/---

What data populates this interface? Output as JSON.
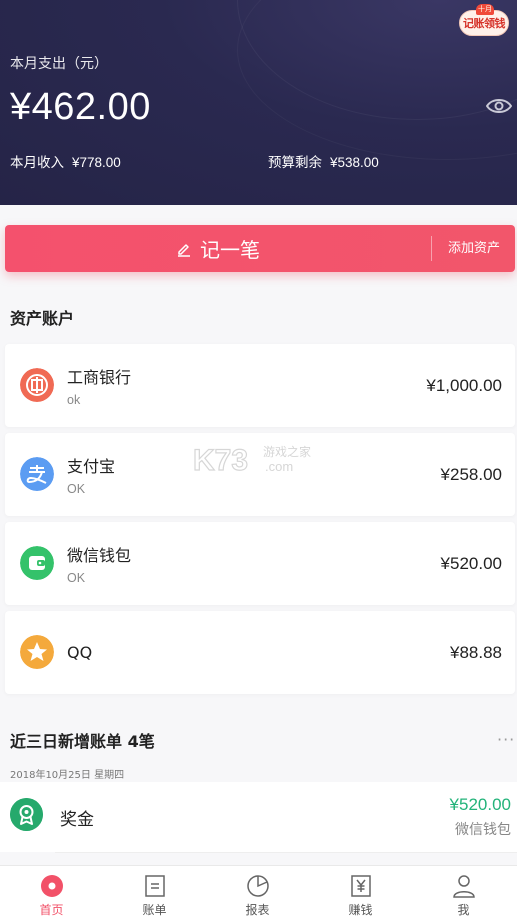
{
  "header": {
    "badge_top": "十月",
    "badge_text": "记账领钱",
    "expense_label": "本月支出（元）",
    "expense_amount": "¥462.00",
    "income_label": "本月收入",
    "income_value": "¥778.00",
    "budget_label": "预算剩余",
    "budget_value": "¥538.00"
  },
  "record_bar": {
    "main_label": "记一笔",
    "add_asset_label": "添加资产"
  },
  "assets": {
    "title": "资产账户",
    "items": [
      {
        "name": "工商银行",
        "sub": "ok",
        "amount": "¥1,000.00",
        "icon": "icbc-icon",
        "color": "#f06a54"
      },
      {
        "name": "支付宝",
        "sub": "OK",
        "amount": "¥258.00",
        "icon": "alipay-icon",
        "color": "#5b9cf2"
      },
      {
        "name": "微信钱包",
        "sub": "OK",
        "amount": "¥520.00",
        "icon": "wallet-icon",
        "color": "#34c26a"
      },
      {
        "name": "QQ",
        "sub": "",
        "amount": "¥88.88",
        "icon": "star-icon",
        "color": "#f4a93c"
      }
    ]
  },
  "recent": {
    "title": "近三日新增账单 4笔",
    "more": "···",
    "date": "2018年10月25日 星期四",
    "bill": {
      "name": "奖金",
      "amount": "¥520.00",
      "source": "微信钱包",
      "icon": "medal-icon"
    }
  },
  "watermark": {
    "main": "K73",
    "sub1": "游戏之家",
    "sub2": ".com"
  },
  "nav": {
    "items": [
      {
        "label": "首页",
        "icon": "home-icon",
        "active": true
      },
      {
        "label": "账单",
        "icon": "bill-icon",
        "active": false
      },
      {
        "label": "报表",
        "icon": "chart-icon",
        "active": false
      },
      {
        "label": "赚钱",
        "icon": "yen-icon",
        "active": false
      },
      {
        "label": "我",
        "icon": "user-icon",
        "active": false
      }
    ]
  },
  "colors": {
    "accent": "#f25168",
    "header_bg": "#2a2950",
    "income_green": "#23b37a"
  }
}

\---

• [Exercise]: Reproduce the full listing above verbatim, with no pictures included.

• [Exercise output]:
What data populates this interface? Output as JSON.
{
  "header": {
    "badge_top": "十月",
    "badge_text": "记账领钱",
    "expense_label": "本月支出（元）",
    "expense_amount": "¥462.00",
    "income_label": "本月收入",
    "income_value": "¥778.00",
    "budget_label": "预算剩余",
    "budget_value": "¥538.00"
  },
  "record_bar": {
    "main_label": "记一笔",
    "add_asset_label": "添加资产"
  },
  "assets": {
    "title": "资产账户",
    "items": [
      {
        "name": "工商银行",
        "sub": "ok",
        "amount": "¥1,000.00",
        "icon": "icbc-icon",
        "color": "#f06a54"
      },
      {
        "name": "支付宝",
        "sub": "OK",
        "amount": "¥258.00",
        "icon": "alipay-icon",
        "color": "#5b9cf2"
      },
      {
        "name": "微信钱包",
        "sub": "OK",
        "amount": "¥520.00",
        "icon": "wallet-icon",
        "color": "#34c26a"
      },
      {
        "name": "QQ",
        "sub": "",
        "amount": "¥88.88",
        "icon": "star-icon",
        "color": "#f4a93c"
      }
    ]
  },
  "recent": {
    "title": "近三日新增账单 4笔",
    "more": "···",
    "date": "2018年10月25日 星期四",
    "bill": {
      "name": "奖金",
      "amount": "¥520.00",
      "source": "微信钱包",
      "icon": "medal-icon"
    }
  },
  "watermark": {
    "main": "K73",
    "sub1": "游戏之家",
    "sub2": ".com"
  },
  "nav": {
    "items": [
      {
        "label": "首页",
        "icon": "home-icon",
        "active": true
      },
      {
        "label": "账单",
        "icon": "bill-icon",
        "active": false
      },
      {
        "label": "报表",
        "icon": "chart-icon",
        "active": false
      },
      {
        "label": "赚钱",
        "icon": "yen-icon",
        "active": false
      },
      {
        "label": "我",
        "icon": "user-icon",
        "active": false
      }
    ]
  },
  "colors": {
    "accent": "#f25168",
    "header_bg": "#2a2950",
    "income_green": "#23b37a"
  }
}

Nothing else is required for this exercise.